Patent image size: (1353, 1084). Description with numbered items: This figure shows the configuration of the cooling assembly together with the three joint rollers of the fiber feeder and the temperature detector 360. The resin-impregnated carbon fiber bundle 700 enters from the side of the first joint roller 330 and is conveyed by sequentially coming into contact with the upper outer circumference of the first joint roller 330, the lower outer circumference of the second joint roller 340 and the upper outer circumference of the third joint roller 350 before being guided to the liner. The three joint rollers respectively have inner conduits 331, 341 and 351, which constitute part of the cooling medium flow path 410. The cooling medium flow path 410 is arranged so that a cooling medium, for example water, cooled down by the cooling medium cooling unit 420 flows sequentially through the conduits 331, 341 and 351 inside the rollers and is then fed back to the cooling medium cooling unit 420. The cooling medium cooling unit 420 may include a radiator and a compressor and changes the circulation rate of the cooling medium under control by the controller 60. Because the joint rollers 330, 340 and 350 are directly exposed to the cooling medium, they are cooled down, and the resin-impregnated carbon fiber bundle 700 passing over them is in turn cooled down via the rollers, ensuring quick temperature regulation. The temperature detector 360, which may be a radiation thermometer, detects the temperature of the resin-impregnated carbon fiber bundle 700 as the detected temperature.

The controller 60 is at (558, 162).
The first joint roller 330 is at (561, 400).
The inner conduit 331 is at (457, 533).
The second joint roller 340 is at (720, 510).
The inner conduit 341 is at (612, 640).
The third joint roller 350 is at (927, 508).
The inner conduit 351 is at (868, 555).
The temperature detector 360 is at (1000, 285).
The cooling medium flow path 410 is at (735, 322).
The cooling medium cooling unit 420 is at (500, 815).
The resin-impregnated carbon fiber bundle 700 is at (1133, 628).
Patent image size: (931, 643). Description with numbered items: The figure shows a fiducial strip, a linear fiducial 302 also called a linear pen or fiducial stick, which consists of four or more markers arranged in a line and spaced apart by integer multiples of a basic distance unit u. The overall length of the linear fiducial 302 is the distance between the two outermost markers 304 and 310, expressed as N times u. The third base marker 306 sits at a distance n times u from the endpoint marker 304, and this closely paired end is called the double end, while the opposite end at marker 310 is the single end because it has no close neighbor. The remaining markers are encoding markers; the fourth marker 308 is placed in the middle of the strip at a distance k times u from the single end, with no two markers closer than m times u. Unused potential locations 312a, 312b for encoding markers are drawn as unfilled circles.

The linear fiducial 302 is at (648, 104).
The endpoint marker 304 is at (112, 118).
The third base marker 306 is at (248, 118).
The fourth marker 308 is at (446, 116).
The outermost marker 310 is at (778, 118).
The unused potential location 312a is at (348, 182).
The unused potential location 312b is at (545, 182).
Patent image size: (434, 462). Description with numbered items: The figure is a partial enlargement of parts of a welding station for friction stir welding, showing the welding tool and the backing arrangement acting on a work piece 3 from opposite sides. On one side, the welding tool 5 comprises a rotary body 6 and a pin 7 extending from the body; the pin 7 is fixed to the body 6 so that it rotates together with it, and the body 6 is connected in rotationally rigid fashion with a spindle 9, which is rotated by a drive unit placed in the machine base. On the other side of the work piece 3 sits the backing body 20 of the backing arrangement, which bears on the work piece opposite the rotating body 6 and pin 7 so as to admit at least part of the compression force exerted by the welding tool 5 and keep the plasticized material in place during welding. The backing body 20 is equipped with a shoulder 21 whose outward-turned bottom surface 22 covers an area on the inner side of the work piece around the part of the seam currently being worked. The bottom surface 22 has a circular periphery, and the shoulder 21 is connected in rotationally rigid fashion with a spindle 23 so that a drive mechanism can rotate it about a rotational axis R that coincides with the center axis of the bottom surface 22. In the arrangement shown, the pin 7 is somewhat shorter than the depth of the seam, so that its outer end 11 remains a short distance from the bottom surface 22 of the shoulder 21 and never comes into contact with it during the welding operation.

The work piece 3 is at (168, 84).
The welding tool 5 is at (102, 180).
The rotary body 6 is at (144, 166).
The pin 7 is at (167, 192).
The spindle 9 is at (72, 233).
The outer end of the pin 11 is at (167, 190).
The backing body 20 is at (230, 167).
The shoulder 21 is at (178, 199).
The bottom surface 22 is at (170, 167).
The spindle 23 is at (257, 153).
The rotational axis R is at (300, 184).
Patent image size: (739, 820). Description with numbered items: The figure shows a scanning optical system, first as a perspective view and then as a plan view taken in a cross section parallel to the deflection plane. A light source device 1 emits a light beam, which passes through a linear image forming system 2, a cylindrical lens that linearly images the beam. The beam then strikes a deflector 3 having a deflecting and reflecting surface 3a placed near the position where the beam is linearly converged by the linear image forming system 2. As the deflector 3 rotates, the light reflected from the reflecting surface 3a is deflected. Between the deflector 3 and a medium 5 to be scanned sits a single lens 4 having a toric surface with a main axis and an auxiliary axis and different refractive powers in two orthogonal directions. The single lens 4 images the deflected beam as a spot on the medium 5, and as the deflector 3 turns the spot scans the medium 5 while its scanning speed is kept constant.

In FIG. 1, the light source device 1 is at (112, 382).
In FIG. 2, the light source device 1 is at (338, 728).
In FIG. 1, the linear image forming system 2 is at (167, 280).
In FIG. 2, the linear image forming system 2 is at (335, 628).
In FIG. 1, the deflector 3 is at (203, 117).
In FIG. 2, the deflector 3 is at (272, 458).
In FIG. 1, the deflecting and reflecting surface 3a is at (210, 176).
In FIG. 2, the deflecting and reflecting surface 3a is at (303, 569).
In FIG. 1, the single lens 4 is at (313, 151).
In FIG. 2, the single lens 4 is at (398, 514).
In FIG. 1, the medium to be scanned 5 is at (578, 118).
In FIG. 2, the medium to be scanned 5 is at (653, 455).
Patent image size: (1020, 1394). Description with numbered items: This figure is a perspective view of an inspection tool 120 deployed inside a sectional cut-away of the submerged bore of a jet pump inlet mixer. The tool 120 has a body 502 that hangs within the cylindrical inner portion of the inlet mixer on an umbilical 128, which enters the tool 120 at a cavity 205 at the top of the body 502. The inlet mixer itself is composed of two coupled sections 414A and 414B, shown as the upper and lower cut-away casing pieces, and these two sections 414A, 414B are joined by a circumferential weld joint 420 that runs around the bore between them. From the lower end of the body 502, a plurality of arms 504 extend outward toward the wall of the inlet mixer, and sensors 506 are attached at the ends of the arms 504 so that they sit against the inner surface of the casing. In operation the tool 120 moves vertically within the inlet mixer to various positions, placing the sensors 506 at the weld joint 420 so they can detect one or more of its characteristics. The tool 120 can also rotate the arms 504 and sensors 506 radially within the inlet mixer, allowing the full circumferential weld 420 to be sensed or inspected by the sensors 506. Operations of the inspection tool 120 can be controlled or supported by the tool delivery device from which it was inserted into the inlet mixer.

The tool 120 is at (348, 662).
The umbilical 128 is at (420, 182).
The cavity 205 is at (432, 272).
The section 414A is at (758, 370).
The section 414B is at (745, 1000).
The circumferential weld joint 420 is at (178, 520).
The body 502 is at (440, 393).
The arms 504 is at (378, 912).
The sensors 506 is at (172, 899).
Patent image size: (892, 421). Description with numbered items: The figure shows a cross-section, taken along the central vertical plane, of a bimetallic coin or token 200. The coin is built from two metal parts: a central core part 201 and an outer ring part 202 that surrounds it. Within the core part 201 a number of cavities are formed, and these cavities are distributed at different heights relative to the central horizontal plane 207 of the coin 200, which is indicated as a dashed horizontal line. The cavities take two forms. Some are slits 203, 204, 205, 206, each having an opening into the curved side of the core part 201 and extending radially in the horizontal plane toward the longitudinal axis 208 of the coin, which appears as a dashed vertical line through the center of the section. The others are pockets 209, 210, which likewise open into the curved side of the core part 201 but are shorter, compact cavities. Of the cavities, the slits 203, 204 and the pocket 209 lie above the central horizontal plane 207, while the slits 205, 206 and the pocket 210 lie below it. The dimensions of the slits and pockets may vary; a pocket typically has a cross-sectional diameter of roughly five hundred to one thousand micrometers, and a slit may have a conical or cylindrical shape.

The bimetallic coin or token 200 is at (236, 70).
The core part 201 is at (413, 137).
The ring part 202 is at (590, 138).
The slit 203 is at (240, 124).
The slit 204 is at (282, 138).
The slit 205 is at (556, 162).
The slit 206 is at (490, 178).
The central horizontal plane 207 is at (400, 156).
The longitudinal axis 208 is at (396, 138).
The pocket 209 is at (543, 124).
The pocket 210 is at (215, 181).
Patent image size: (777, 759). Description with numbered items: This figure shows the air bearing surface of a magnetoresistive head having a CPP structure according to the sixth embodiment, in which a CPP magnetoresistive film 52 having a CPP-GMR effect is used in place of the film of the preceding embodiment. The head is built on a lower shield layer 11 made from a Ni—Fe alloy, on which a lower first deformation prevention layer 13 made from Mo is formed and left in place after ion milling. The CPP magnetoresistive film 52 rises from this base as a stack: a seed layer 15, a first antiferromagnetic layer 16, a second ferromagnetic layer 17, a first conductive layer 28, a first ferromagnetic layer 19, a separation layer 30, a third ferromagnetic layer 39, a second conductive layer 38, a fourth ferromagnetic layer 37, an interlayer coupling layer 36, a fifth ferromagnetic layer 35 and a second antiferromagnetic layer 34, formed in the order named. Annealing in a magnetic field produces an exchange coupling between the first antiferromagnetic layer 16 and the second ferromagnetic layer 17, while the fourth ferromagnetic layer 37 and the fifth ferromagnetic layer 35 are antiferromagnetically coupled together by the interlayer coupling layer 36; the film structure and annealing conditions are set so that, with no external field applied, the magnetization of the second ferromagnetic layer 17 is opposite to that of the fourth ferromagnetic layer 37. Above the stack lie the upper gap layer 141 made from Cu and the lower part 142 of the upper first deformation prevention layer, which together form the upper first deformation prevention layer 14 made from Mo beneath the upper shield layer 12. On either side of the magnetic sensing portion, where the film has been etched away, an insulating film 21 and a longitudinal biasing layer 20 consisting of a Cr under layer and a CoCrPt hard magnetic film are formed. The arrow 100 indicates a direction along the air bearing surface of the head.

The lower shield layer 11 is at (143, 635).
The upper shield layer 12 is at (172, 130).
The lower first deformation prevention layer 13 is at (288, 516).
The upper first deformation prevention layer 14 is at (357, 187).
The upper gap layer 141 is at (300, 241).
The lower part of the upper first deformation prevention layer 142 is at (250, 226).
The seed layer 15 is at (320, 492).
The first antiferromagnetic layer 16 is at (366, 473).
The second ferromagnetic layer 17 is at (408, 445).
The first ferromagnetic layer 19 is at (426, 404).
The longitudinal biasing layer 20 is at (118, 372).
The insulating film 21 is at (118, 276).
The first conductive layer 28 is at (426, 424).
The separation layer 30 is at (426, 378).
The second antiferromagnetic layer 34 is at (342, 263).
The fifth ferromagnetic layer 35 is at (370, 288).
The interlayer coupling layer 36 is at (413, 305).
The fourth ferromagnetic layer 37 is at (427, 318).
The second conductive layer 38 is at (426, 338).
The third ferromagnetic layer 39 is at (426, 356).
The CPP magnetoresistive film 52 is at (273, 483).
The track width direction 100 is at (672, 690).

----------------------------------------

- [Anforderungen]:
Ändere die Zeilen von der Zeile mit „Patent image size: (1020, 1394).“ bis einschließlich der Zeile mit „The sensors 506 is at (172, 899).“, indem du darin „perspective view“ durch „isometric view“ ersetzt, und gib nur diese Zeilen sonst unverändert wieder.

- [Antwort zur Aufgabe]:
Patent image size: (1020, 1394). Description with numbered items: This figure is a isometric view of an inspection tool 120 deployed inside a sectional cut-away of the submerged bore of a jet pump inlet mixer. The tool 120 has a body 502 that hangs within the cylindrical inner portion of the inlet mixer on an umbilical 128, which enters the tool 120 at a cavity 205 at the top of the body 502. The inlet mixer itself is composed of two coupled sections 414A and 414B, shown as the upper and lower cut-away casing pieces, and these two sections 414A, 414B are joined by a circumferential weld joint 420 that runs around the bore between them. From the lower end of the body 502, a plurality of arms 504 extend outward toward the wall of the inlet mixer, and sensors 506 are attached at the ends of the arms 504 so that they sit against the inner surface of the casing. In operation the tool 120 moves vertically within the inlet mixer to various positions, placing the sensors 506 at the weld joint 420 so they can detect one or more of its characteristics. The tool 120 can also rotate the arms 504 and sensors 506 radially within the inlet mixer, allowing the full circumferential weld 420 to be sensed or inspected by the sensors 506. Operations of the inspection tool 120 can be controlled or supported by the tool delivery device from which it was inserted into the inlet mixer.

The tool 120 is at (348, 662).
The umbilical 128 is at (420, 182).
The cavity 205 is at (432, 272).
The section 414A is at (758, 370).
The section 414B is at (745, 1000).
The circumferential weld joint 420 is at (178, 520).
The body 502 is at (440, 393).
The arms 504 is at (378, 912).
The sensors 506 is at (172, 899).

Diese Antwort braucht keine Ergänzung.